■ YOUR GOAL:
Each line that holds the word "JSON" is to be identified and copied.

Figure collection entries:
:::

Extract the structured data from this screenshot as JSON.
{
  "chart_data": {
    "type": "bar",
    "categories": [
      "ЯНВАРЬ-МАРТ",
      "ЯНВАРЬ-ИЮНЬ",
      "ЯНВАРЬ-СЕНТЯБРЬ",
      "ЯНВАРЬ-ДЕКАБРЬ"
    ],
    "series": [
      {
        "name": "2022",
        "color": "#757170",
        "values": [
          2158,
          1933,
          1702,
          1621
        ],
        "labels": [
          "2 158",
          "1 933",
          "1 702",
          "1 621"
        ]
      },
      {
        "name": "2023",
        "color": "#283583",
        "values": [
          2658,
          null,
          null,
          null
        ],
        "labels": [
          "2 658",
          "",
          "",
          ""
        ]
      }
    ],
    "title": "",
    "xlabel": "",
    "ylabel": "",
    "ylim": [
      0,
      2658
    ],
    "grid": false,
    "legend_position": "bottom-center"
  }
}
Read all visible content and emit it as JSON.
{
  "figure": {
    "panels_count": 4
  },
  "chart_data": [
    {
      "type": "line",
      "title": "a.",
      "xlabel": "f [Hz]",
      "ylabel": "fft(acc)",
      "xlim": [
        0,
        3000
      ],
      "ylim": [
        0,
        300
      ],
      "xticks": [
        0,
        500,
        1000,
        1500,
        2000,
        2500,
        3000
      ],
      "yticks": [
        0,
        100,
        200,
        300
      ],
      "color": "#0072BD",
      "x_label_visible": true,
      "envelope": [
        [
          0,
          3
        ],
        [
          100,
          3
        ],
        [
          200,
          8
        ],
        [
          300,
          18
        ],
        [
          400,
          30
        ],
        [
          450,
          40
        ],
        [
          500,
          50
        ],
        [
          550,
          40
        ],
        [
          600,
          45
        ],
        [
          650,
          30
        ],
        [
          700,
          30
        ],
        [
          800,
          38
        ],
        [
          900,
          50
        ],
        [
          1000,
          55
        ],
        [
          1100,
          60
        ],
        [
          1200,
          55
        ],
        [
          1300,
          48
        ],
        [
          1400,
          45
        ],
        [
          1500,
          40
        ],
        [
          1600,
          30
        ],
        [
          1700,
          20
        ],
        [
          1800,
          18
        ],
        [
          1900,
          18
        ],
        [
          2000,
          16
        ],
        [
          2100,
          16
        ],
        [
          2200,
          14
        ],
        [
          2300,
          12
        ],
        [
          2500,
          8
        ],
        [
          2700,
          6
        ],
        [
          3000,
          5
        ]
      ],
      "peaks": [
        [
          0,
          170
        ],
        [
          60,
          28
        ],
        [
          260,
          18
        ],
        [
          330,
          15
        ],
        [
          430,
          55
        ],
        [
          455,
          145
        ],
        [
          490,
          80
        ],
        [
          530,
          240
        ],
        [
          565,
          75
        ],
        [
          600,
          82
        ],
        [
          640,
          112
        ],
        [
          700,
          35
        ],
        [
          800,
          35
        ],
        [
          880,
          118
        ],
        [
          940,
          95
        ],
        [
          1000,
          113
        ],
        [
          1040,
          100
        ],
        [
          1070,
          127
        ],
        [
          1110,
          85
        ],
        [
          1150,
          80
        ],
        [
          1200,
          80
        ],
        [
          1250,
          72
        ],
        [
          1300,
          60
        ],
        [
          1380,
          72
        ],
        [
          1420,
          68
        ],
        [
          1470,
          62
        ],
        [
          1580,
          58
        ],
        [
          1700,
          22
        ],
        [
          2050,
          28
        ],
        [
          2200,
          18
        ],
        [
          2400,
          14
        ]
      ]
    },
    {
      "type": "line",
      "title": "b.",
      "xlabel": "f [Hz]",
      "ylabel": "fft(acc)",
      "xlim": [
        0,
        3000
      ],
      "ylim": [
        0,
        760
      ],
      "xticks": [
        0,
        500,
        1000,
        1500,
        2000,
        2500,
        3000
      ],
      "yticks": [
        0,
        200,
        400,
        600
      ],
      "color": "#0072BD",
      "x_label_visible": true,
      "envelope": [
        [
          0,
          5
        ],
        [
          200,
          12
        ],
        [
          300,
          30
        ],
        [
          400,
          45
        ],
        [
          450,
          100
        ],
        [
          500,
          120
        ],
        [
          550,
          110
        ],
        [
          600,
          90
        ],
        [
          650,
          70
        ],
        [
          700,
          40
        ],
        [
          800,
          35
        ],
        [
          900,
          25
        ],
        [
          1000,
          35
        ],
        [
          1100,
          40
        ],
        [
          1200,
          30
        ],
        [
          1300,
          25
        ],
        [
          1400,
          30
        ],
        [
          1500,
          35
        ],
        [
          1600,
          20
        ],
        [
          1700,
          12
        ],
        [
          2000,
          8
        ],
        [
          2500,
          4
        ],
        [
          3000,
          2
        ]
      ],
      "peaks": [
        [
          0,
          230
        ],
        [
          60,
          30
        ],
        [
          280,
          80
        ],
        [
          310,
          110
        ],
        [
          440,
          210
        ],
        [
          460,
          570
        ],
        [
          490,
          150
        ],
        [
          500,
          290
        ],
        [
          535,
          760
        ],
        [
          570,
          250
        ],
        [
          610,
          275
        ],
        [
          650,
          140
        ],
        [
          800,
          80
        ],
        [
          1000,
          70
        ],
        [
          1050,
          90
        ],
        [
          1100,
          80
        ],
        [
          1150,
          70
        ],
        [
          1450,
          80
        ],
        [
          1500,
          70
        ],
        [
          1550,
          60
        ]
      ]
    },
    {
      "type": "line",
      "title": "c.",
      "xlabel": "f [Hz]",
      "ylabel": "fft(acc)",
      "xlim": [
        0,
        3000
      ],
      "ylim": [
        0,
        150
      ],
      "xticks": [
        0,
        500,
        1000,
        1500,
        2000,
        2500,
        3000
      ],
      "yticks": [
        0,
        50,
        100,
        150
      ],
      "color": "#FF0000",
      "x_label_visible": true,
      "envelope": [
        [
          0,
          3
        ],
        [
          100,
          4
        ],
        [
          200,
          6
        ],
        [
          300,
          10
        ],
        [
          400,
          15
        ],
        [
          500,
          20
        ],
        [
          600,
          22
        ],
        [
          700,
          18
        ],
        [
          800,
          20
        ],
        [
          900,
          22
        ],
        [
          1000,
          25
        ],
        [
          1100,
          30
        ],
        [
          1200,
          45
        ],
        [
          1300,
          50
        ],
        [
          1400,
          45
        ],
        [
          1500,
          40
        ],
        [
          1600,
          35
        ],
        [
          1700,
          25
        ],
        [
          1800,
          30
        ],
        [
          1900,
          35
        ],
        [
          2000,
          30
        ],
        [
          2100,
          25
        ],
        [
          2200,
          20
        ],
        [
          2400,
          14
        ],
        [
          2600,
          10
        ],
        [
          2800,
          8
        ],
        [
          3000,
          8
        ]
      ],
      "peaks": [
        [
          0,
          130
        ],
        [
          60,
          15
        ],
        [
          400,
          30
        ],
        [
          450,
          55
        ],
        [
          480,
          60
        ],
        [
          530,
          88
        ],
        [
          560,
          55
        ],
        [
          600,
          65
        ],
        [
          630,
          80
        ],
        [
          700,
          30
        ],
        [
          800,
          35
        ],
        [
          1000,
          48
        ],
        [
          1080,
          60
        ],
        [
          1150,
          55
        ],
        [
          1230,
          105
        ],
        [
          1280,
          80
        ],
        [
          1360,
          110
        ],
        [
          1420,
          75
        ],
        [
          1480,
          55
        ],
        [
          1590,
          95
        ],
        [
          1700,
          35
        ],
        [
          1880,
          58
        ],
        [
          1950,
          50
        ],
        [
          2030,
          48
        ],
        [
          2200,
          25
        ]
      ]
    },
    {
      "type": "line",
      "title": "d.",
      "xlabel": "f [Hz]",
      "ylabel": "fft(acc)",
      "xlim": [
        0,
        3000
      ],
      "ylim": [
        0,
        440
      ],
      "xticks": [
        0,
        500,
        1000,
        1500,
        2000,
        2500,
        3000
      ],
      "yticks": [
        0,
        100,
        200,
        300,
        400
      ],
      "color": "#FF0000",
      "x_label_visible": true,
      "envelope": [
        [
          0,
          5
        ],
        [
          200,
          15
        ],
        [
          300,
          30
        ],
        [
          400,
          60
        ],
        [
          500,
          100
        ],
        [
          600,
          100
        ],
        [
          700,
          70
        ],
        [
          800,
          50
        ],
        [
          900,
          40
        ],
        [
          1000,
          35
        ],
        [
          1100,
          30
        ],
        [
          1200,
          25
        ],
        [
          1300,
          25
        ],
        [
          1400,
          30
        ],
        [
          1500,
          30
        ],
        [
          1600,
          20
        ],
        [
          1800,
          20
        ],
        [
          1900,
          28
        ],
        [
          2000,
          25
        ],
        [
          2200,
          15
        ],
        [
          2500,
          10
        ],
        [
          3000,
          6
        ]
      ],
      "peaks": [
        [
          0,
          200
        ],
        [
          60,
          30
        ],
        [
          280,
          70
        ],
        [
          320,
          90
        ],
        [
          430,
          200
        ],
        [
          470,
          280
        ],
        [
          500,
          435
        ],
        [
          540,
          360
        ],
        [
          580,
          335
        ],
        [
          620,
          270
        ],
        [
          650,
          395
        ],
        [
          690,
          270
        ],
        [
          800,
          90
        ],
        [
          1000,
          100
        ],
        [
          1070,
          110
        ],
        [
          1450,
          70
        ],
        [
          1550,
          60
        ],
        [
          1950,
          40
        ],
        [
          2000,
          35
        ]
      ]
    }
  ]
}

:::

■ SOLUTION BELOW:
Extract the structured data from this screenshot as JSON.
Read all visible content and emit it as JSON.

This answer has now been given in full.